Entries with figure data:
--- start ---

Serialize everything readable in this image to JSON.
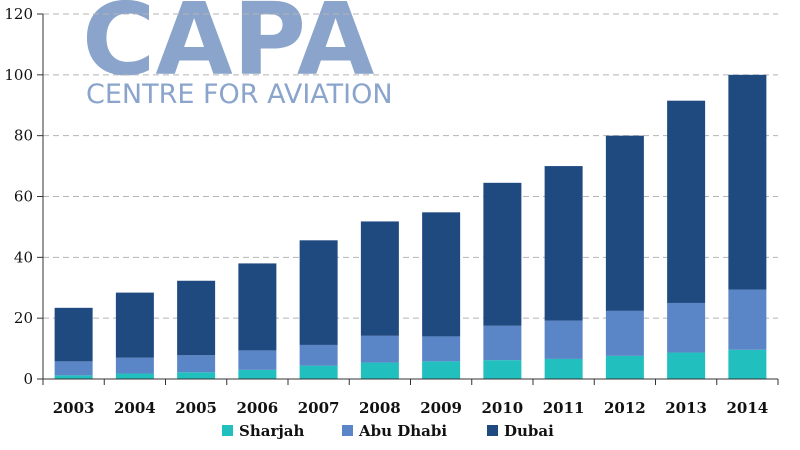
{
  "logo": {
    "main": "CAPA",
    "sub": "CENTRE FOR AVIATION"
  },
  "chart_data": {
    "type": "bar",
    "stacked": true,
    "categories": [
      "2003",
      "2004",
      "2005",
      "2006",
      "2007",
      "2008",
      "2009",
      "2010",
      "2011",
      "2012",
      "2013",
      "2014"
    ],
    "series": [
      {
        "name": "Sharjah",
        "color": "#22bfbf",
        "values": [
          1.2,
          1.8,
          2.2,
          3.0,
          4.4,
          5.4,
          5.8,
          6.2,
          6.6,
          7.6,
          8.7,
          9.6
        ]
      },
      {
        "name": "Abu Dhabi",
        "color": "#5a86c7",
        "values": [
          4.6,
          5.2,
          5.6,
          6.4,
          6.8,
          8.8,
          8.2,
          11.3,
          12.6,
          14.8,
          16.3,
          19.8
        ]
      },
      {
        "name": "Dubai",
        "color": "#1f4a80",
        "values": [
          17.6,
          21.4,
          24.5,
          28.6,
          34.4,
          37.6,
          40.8,
          47.0,
          50.8,
          57.6,
          66.5,
          70.6
        ]
      }
    ],
    "ylim": [
      0,
      120
    ],
    "yticks": [
      "0",
      "20",
      "40",
      "60",
      "80",
      "100",
      "120"
    ],
    "grid": true,
    "legend_position": "bottom"
  }
}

--- end ---

What this task involves: Within the listing, how many lines hold the word "name"? Only the number is to be given.

Complete response: 3